From the line containing "Output the text content of this document." to the end of the listing, write out every line exactly; leave out everything else.

== DATA TO PROCESS ==

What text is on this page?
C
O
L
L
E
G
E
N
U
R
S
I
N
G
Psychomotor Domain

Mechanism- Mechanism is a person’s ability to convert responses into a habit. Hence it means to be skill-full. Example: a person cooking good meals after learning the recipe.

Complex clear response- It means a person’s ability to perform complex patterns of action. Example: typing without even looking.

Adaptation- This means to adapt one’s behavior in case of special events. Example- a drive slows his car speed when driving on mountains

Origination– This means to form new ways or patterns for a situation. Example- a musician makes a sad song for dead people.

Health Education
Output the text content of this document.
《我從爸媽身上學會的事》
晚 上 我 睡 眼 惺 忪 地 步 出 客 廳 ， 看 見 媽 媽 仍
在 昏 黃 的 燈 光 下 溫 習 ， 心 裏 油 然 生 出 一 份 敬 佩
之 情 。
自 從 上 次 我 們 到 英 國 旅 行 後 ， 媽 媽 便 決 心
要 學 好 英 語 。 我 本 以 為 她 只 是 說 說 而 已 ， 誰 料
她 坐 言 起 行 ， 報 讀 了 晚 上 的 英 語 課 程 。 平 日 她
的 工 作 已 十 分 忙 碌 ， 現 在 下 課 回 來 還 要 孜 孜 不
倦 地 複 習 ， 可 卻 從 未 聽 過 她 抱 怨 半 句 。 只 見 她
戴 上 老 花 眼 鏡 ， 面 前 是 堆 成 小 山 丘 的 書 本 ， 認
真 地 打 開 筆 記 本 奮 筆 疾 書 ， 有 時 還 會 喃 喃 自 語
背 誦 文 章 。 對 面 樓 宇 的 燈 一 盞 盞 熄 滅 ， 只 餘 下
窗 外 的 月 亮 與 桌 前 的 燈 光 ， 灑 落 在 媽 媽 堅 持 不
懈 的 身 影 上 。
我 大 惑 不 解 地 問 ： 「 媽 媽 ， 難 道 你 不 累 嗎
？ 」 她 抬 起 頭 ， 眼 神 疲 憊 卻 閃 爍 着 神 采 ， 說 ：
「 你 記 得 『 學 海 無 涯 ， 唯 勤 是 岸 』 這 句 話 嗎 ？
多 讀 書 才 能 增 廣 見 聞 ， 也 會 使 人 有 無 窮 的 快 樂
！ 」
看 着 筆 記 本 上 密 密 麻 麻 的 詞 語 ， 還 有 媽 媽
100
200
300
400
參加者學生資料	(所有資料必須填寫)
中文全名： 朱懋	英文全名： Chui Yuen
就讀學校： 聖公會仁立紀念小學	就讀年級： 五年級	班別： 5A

===

CORRECT RESULT.
Output the text content of this document.
《我從爸媽身上學會的事》
晚 上 我 睡 眼 惺 忪 地 步 出 客 廳 ， 看 見 媽 媽 仍
在 昏 黃 的 燈 光 下 溫 習 ， 心 裏 油 然 生 出 一 份 敬 佩
之 情 。
自 從 上 次 我 們 到 英 國 旅 行 後 ， 媽 媽 便 決 心
要 學 好 英 語 。 我 本 以 為 她 只 是 說 說 而 已 ， 誰 料
她 坐 言 起 行 ， 報 讀 了 晚 上 的 英 語 課 程 。 平 日 她
的 工 作 已 十 分 忙 碌 ， 現 在 下 課 回 來 還 要 孜 孜 不
倦 地 複 習 ， 可 卻 從 未 聽 過 她 抱 怨 半 句 。 只 見 她
戴 上 老 花 眼 鏡 ， 面 前 是 堆 成 小 山 丘 的 書 本 ， 認
真 地 打 開 筆 記 本 奮 筆 疾 書 ， 有 時 還 會 喃 喃 自 語
背 誦 文 章 。 對 面 樓 宇 的 燈 一 盞 盞 熄 滅 ， 只 餘 下
窗 外 的 月 亮 與 桌 前 的 燈 光 ， 灑 落 在 媽 媽 堅 持 不
懈 的 身 影 上 。
我 大 惑 不 解 地 問 ： 「 媽 媽 ， 難 道 你 不 累 嗎
？ 」 她 抬 起 頭 ， 眼 神 疲 憊 卻 閃 爍 着 神 采 ， 說 ：
「 你 記 得 『 學 海 無 涯 ， 唯 勤 是 岸 』 這 句 話 嗎 ？
多 讀 書 才 能 增 廣 見 聞 ， 也 會 使 人 有 無 窮 的 快 樂
！ 」
看 着 筆 記 本 上 密 密 麻 麻 的 詞 語 ， 還 有 媽 媽
100
200
300
400
參加者學生資料	(所有資料必須填寫)
中文全名： 朱懋	英文全名： Chui Yuen
就讀學校： 聖公會仁立紀念小學	就讀年級： 五年級	班別： 5A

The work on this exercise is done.